Stated task ::
Return the complete listing that follows, with each line reproduced exactly.

Dataset records ::

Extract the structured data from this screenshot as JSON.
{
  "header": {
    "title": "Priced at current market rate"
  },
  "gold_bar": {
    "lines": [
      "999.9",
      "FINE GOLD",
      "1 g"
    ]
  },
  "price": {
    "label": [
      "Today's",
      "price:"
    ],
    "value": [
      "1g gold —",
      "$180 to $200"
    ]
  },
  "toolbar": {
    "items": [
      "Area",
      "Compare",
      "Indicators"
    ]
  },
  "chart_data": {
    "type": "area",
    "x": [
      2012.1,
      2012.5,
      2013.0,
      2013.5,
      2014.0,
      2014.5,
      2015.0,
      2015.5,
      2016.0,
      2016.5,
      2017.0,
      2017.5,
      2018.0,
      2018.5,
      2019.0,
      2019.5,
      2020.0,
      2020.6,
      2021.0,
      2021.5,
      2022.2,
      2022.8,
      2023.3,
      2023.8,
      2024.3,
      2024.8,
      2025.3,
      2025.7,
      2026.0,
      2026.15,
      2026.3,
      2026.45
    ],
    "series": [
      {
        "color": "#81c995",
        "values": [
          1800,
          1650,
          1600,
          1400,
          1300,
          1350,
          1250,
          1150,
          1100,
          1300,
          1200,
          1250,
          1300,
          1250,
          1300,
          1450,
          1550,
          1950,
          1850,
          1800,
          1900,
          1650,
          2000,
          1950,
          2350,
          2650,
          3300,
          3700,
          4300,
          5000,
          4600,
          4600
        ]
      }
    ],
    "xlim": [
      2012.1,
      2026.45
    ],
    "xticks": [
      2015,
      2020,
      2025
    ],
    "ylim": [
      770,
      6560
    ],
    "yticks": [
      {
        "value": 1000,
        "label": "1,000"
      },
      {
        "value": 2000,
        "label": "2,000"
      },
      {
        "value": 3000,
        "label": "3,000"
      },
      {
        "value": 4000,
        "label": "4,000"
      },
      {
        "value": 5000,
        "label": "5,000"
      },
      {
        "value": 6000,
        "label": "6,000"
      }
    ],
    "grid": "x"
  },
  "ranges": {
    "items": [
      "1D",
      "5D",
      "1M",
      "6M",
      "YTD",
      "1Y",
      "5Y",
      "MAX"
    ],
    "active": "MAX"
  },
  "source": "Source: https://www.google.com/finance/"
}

In response ::
Extract the structured data from this screenshot as JSON.
{
  "header": {
    "title": "Priced at current market rate"
  },
  "gold_bar": {
    "lines": [
      "999.9",
      "FINE GOLD",
      "1 g"
    ]
  },
  "price": {
    "label": [
      "Today's",
      "price:"
    ],
    "value": [
      "1g gold —",
      "$180 to $200"
    ]
  },
  "toolbar": {
    "items": [
      "Area",
      "Compare",
      "Indicators"
    ]
  },
  "chart_data": {
    "type": "area",
    "x": [
      2012.1,
      2012.5,
      2013.0,
      2013.5,
      2014.0,
      2014.5,
      2015.0,
      2015.5,
      2016.0,
      2016.5,
      2017.0,
      2017.5,
      2018.0,
      2018.5,
      2019.0,
      2019.5,
      2020.0,
      2020.6,
      2021.0,
      2021.5,
      2022.2,
      2022.8,
      2023.3,
      2023.8,
      2024.3,
      2024.8,
      2025.3,
      2025.7,
      2026.0,
      2026.15,
      2026.3,
      2026.45
    ],
    "series": [
      {
        "color": "#81c995",
        "values": [
          1800,
          1650,
          1600,
          1400,
          1300,
          1350,
          1250,
          1150,
          1100,
          1300,
          1200,
          1250,
          1300,
          1250,
          1300,
          1450,
          1550,
          1950,
          1850,
          1800,
          1900,
          1650,
          2000,
          1950,
          2350,
          2650,
          3300,
          3700,
          4300,
          5000,
          4600,
          4600
        ]
      }
    ],
    "xlim": [
      2012.1,
      2026.45
    ],
    "xticks": [
      2015,
      2020,
      2025
    ],
    "ylim": [
      770,
      6560
    ],
    "yticks": [
      {
        "value": 1000,
        "label": "1,000"
      },
      {
        "value": 2000,
        "label": "2,000"
      },
      {
        "value": 3000,
        "label": "3,000"
      },
      {
        "value": 4000,
        "label": "4,000"
      },
      {
        "value": 5000,
        "label": "5,000"
      },
      {
        "value": 6000,
        "label": "6,000"
      }
    ],
    "grid": "x"
  },
  "ranges": {
    "items": [
      "1D",
      "5D",
      "1M",
      "6M",
      "YTD",
      "1Y",
      "5Y",
      "MAX"
    ],
    "active": "MAX"
  },
  "source": "Source: https://www.google.com/finance/"
}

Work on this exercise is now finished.